Data records
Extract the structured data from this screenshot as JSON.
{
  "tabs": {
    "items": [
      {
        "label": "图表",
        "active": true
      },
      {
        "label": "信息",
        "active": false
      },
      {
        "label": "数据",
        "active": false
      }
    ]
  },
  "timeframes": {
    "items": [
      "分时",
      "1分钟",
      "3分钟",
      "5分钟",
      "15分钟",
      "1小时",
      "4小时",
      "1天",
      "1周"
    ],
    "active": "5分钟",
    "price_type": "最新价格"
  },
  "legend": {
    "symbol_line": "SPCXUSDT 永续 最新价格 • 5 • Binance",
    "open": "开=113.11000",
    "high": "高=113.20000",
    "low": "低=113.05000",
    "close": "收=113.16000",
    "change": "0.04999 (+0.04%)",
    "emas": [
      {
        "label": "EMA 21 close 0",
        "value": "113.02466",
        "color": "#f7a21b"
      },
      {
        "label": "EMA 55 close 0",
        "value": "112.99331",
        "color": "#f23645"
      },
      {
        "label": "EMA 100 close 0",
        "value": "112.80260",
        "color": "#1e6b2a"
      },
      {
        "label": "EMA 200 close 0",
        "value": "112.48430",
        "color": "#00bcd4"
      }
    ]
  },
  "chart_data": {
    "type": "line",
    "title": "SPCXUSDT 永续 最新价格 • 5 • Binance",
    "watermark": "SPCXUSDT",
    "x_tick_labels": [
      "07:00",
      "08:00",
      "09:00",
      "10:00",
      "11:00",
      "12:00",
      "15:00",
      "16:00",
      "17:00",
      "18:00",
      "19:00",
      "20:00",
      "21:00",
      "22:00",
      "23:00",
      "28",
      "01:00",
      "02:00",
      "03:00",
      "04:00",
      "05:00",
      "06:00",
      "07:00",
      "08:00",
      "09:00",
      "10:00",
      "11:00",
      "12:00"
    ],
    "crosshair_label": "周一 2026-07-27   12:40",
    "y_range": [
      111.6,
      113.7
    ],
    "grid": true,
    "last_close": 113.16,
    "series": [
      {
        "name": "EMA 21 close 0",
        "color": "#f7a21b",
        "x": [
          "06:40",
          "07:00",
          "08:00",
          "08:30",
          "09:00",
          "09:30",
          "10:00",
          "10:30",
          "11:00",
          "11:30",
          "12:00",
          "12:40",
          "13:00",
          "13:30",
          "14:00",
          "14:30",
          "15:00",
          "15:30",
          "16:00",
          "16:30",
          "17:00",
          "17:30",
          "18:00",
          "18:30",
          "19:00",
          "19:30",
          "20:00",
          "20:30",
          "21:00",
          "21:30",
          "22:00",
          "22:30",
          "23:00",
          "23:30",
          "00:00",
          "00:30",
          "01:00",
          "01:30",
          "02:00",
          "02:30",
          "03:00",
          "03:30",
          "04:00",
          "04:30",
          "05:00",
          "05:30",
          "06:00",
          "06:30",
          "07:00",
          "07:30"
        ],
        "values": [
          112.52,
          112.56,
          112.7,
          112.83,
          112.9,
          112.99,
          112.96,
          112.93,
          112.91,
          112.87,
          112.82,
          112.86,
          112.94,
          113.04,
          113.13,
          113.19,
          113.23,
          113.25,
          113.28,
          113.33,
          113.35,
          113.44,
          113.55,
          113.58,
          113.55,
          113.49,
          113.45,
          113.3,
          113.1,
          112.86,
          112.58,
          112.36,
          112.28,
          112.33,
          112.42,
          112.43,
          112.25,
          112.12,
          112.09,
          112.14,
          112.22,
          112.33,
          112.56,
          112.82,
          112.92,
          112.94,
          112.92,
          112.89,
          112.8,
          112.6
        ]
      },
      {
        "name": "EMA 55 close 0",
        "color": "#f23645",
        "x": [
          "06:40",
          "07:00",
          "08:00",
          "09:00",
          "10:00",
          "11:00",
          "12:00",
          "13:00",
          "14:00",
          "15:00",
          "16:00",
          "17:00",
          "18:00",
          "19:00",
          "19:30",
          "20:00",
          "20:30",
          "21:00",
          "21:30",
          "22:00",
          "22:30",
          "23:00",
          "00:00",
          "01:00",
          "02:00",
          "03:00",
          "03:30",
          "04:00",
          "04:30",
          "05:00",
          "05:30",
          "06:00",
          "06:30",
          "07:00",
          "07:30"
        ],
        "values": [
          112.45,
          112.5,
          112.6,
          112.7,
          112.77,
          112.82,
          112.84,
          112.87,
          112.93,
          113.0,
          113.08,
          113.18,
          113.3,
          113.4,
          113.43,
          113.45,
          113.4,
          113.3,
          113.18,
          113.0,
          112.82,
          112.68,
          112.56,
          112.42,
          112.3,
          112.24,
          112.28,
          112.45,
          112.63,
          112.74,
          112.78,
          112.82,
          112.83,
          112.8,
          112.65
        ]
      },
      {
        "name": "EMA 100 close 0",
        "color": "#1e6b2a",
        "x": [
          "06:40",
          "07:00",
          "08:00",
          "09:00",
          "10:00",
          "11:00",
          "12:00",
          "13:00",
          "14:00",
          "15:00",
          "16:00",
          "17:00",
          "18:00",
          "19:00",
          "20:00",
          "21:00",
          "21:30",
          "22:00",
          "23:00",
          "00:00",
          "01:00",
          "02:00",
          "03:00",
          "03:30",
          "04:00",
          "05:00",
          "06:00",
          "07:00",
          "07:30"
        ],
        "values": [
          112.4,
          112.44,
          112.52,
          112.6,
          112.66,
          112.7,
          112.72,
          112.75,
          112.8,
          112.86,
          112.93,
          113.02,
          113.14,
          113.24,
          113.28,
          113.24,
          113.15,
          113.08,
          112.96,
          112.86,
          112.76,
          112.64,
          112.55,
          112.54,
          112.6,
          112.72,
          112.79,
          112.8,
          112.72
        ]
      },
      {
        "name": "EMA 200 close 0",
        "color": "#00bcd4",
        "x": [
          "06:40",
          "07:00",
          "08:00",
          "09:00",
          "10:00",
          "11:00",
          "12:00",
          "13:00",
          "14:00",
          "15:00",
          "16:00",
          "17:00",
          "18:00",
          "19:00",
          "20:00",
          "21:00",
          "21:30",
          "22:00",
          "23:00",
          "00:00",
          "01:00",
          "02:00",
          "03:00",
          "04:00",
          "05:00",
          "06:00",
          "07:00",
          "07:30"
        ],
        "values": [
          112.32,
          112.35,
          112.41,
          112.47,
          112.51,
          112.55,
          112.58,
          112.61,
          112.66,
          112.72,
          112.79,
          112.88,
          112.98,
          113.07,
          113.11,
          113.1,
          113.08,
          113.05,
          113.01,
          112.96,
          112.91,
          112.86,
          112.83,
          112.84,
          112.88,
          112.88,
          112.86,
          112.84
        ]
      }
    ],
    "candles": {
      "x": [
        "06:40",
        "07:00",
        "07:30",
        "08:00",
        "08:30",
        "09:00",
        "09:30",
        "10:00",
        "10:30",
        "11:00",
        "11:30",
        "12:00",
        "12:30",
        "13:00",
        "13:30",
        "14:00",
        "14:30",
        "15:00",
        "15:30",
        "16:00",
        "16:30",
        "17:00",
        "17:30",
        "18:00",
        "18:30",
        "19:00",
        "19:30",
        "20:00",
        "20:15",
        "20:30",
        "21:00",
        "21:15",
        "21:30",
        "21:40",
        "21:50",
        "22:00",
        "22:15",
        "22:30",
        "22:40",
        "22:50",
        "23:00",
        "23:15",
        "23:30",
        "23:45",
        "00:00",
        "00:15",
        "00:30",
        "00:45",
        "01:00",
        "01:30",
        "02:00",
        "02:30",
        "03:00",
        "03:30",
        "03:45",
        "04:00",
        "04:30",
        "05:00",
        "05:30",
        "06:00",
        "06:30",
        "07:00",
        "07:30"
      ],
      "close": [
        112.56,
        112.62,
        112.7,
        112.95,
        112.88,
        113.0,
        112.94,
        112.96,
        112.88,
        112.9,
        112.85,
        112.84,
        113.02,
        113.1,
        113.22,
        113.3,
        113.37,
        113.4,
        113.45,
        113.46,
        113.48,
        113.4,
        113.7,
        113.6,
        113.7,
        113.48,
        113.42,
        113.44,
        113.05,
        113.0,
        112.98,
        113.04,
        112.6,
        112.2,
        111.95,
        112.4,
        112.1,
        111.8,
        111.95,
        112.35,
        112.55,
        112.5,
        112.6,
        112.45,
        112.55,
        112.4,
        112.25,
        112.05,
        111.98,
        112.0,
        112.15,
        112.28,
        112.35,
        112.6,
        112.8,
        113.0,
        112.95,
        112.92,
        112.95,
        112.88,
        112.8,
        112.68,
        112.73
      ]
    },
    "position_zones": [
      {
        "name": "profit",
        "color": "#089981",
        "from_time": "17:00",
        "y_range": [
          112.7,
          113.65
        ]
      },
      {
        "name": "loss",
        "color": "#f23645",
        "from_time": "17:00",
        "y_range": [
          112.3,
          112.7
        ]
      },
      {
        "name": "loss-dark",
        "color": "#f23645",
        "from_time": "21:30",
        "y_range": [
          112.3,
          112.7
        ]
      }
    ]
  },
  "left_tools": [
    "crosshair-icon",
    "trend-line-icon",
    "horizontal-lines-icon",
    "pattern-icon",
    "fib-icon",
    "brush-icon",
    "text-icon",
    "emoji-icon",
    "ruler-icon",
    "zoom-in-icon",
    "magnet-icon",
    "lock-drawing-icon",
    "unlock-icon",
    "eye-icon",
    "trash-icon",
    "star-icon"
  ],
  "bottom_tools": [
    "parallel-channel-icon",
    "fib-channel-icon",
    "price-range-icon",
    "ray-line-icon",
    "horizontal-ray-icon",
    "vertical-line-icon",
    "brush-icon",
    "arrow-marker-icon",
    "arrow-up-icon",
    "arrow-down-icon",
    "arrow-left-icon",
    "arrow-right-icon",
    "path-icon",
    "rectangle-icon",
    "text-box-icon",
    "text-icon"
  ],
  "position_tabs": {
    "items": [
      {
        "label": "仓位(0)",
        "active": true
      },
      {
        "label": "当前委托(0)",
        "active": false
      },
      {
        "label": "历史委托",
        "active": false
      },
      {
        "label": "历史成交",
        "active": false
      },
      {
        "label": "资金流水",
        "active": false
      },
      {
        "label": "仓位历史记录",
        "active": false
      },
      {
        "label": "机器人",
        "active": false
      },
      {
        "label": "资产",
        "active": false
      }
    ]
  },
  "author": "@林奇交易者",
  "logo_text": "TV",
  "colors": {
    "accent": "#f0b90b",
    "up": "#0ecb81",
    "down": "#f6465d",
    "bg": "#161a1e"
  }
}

## WHAT THIS TASK INVOLVES
Pull out each line of the listing that holds the string "channel".

## REPLY TO THE EXERCISE
    "parallel-channel-icon",
    "fib-channel-icon",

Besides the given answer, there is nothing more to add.